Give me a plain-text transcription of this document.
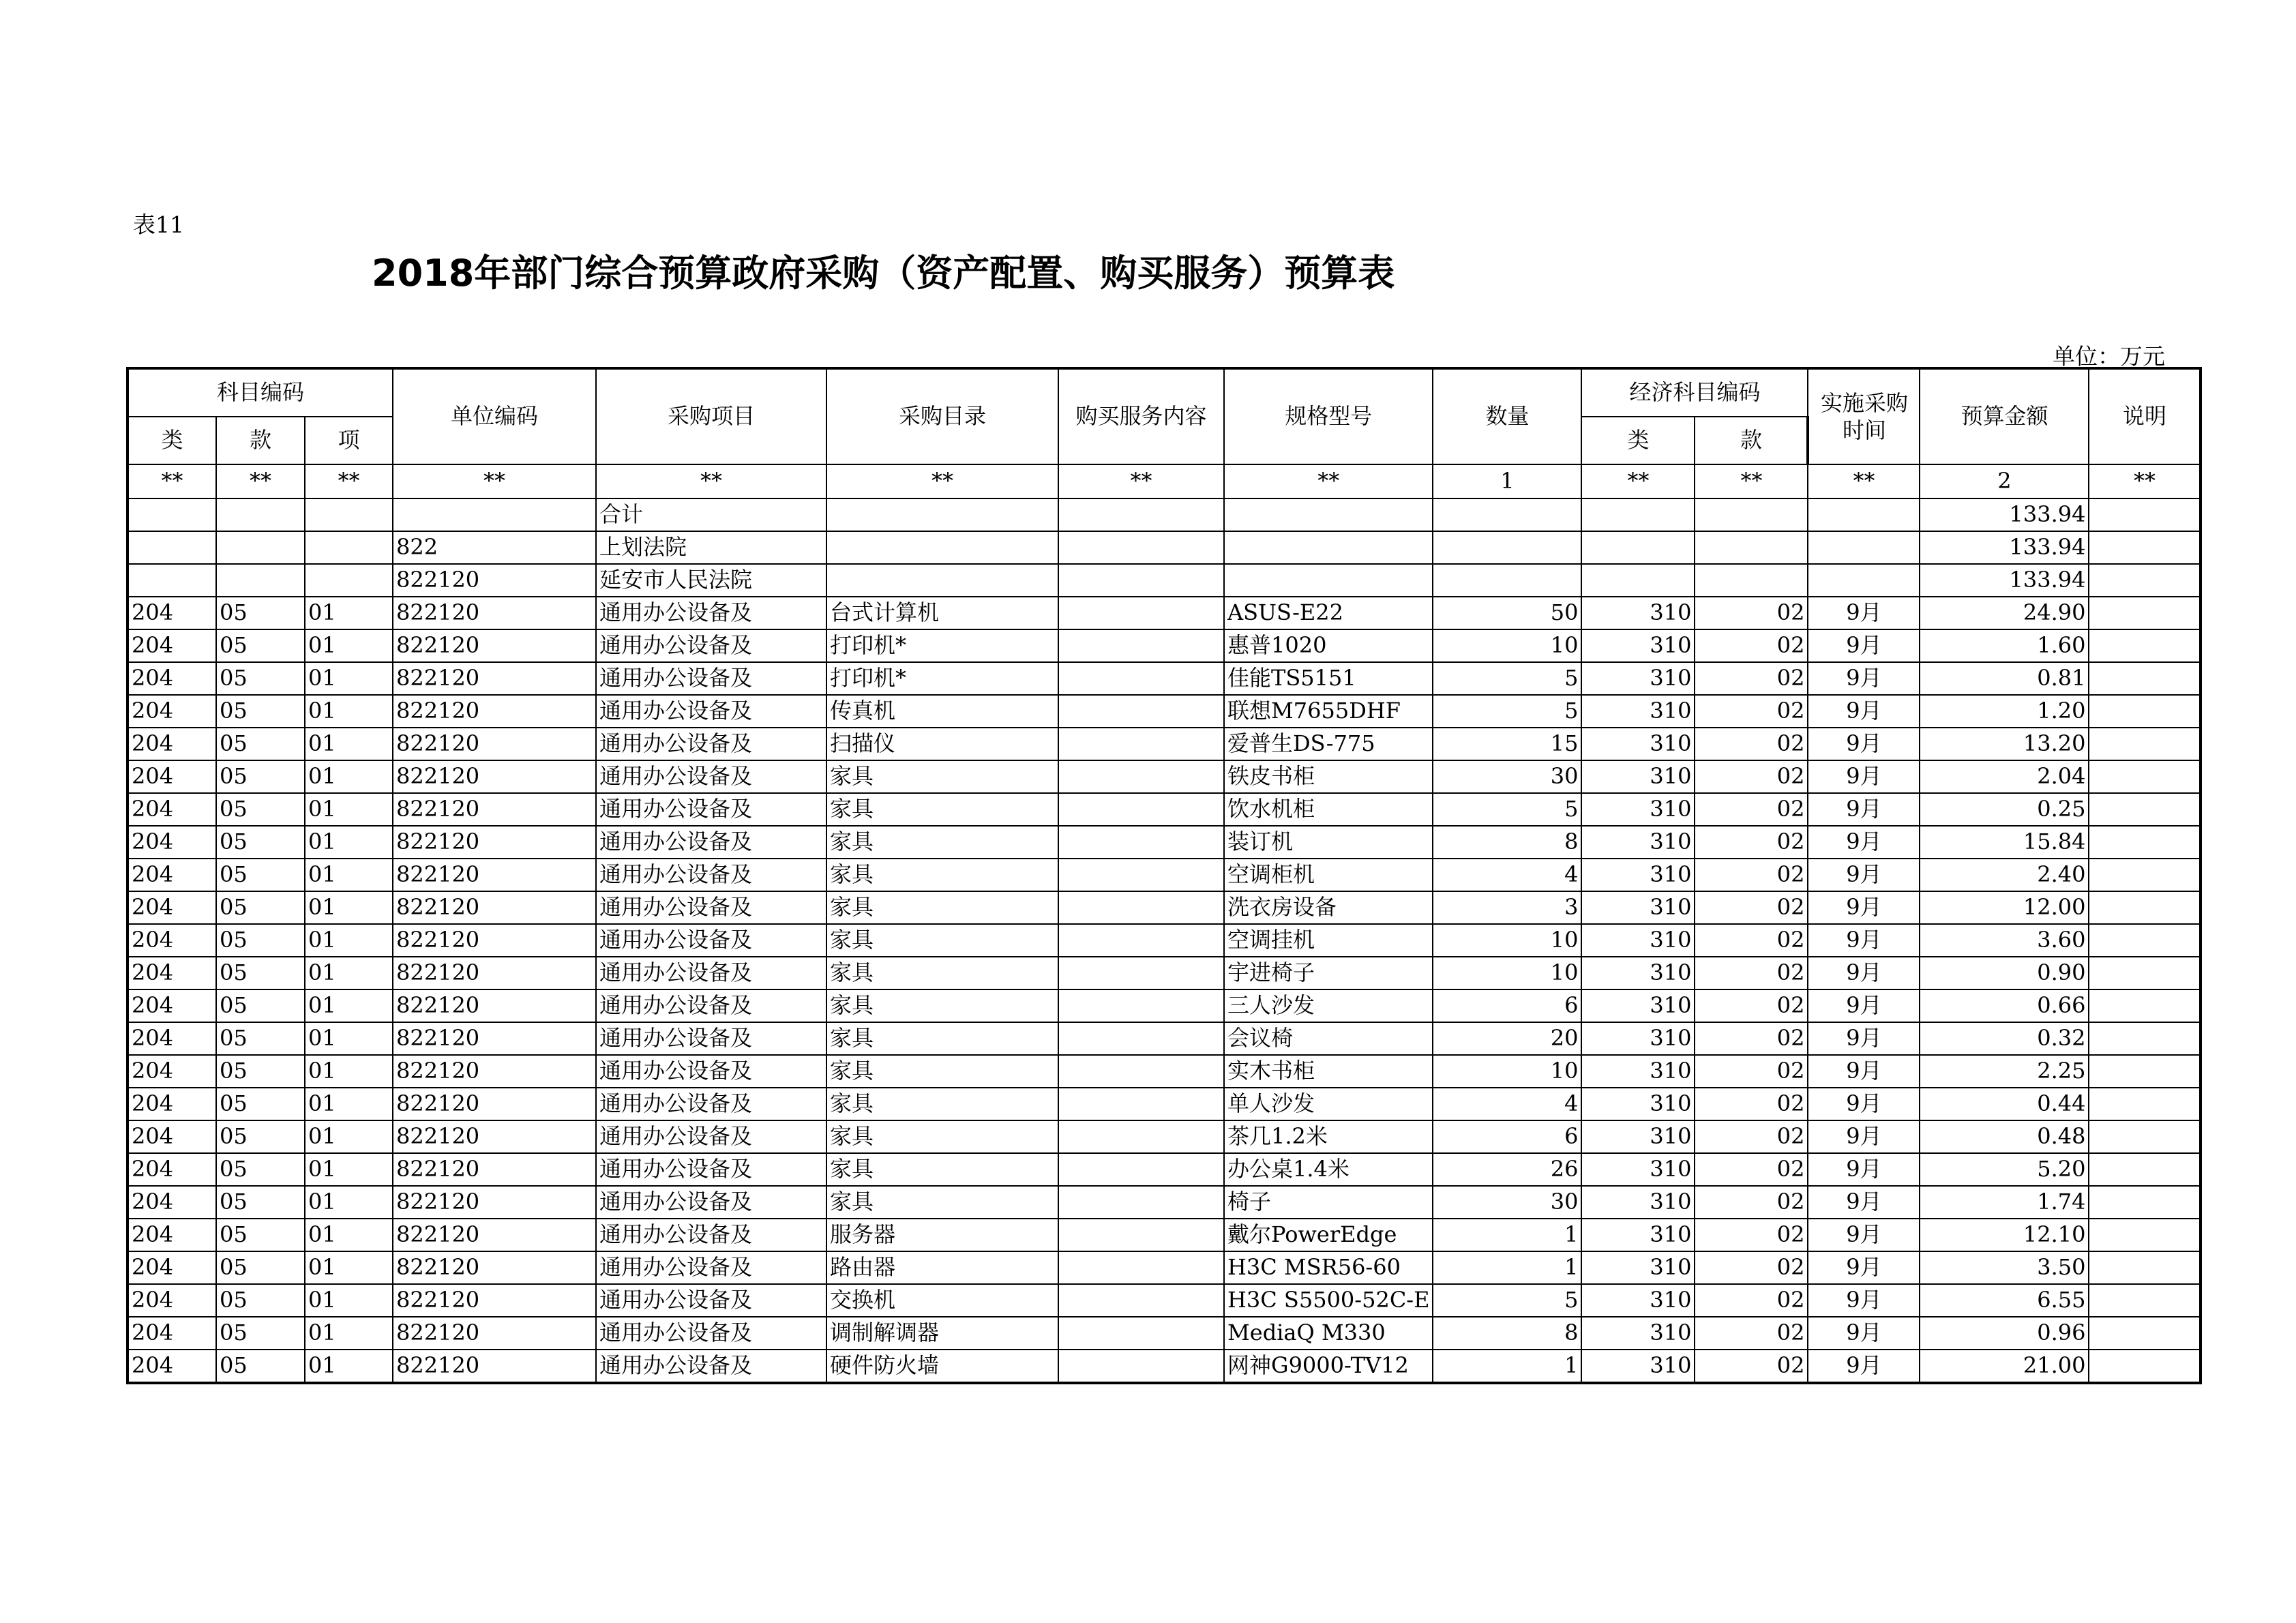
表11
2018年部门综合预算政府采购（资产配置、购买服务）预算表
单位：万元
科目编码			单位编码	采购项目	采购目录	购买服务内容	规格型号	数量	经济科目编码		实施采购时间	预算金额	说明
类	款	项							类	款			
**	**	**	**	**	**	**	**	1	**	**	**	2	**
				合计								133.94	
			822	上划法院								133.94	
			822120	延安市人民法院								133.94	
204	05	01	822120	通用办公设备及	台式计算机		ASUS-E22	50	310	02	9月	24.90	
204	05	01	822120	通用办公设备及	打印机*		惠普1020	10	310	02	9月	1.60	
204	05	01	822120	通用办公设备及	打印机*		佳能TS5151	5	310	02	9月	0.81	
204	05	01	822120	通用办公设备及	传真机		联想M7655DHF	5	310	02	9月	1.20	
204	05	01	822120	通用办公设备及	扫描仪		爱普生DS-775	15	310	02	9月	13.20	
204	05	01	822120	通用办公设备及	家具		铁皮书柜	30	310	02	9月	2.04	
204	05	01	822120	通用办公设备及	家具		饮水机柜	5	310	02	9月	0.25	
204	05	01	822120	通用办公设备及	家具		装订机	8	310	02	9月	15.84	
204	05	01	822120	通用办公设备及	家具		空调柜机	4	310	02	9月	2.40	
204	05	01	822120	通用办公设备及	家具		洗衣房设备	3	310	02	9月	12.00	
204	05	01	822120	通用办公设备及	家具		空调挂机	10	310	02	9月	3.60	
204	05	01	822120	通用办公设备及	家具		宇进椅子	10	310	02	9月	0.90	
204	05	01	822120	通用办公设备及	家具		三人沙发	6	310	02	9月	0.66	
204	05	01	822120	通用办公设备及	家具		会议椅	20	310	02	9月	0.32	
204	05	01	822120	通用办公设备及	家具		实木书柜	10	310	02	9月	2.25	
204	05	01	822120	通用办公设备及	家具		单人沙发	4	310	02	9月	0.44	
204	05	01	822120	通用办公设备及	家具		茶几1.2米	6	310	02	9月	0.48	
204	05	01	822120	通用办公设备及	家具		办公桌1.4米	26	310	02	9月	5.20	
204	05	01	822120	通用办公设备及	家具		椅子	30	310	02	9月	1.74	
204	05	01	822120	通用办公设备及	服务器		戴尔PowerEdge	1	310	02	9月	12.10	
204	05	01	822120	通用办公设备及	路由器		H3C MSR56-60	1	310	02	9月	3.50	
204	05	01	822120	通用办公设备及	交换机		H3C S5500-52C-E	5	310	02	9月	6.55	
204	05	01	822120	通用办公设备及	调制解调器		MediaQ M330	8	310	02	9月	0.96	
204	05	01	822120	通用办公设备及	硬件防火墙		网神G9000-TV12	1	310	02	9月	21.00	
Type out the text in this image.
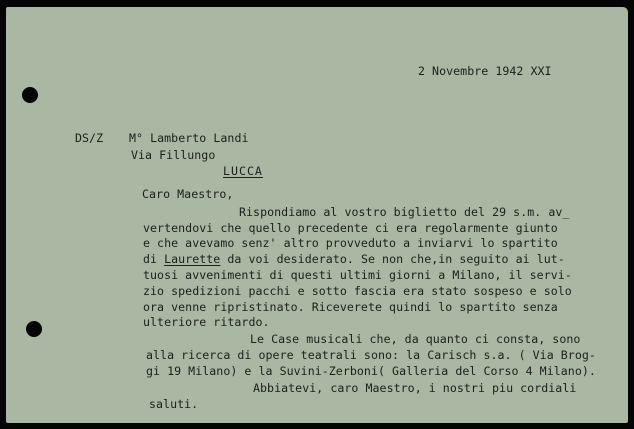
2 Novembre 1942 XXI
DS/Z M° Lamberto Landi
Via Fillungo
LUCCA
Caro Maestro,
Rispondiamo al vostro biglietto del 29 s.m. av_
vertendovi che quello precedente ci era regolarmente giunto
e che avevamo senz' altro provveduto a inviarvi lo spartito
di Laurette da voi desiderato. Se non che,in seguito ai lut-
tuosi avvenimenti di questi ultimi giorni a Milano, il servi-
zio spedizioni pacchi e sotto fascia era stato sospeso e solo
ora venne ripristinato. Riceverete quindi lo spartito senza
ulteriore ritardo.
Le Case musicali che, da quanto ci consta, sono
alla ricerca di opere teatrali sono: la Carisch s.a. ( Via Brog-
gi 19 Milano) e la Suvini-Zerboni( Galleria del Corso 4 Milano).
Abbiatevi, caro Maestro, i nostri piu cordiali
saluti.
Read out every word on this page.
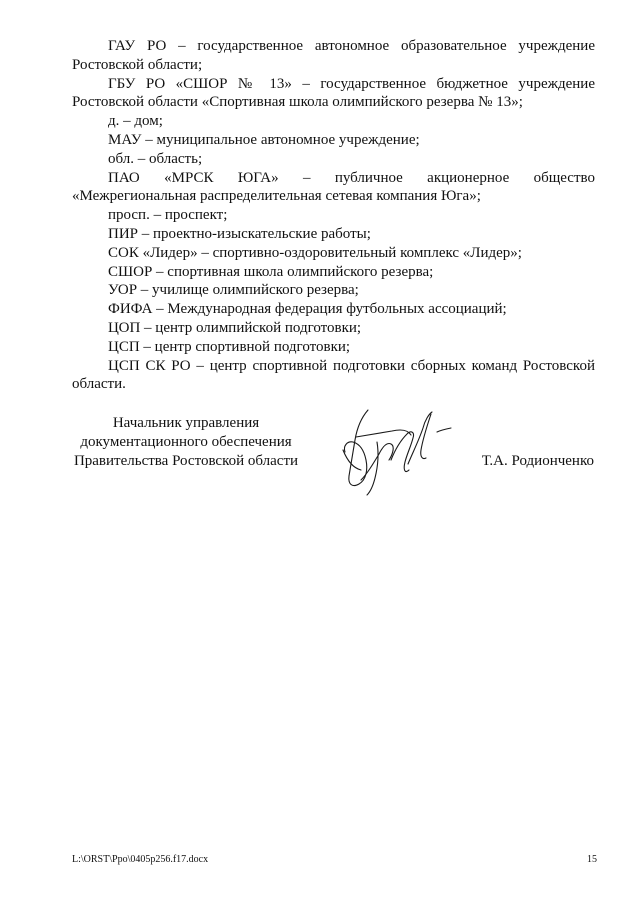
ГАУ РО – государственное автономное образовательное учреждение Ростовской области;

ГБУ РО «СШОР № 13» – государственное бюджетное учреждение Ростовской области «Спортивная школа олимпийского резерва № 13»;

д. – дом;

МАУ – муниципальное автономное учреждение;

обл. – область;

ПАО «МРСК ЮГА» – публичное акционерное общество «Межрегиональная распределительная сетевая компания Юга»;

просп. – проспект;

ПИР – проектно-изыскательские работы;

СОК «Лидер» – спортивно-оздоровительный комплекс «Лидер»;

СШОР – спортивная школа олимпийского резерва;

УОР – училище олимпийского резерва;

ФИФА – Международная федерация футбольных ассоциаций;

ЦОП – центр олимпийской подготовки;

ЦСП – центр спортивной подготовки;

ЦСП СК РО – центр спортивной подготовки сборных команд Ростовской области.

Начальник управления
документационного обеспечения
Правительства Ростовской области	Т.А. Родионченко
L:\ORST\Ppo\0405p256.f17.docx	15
-=-=-
**Problem requirements:** The pictures stay out; repeat exactly the lines from the one with "Read out every word on this page." to the end of the entries above, and nothing else.

**Result of this task:**
Read out every word on this page.
ГАУ РО – государственное автономное образовательное учреждение Ростовской области;

ГБУ РО «СШОР № 13» – государственное бюджетное учреждение Ростовской области «Спортивная школа олимпийского резерва № 13»;

д. – дом;

МАУ – муниципальное автономное учреждение;

обл. – область;

ПАО «МРСК ЮГА» – публичное акционерное общество «Межрегиональная распределительная сетевая компания Юга»;

просп. – проспект;

ПИР – проектно-изыскательские работы;

СОК «Лидер» – спортивно-оздоровительный комплекс «Лидер»;

СШОР – спортивная школа олимпийского резерва;

УОР – училище олимпийского резерва;

ФИФА – Международная федерация футбольных ассоциаций;

ЦОП – центр олимпийской подготовки;

ЦСП – центр спортивной подготовки;

ЦСП СК РО – центр спортивной подготовки сборных команд Ростовской области.

Начальник управления
документационного обеспечения
Правительства Ростовской области	Т.А. Родионченко
L:\ORST\Ppo\0405p256.f17.docx	15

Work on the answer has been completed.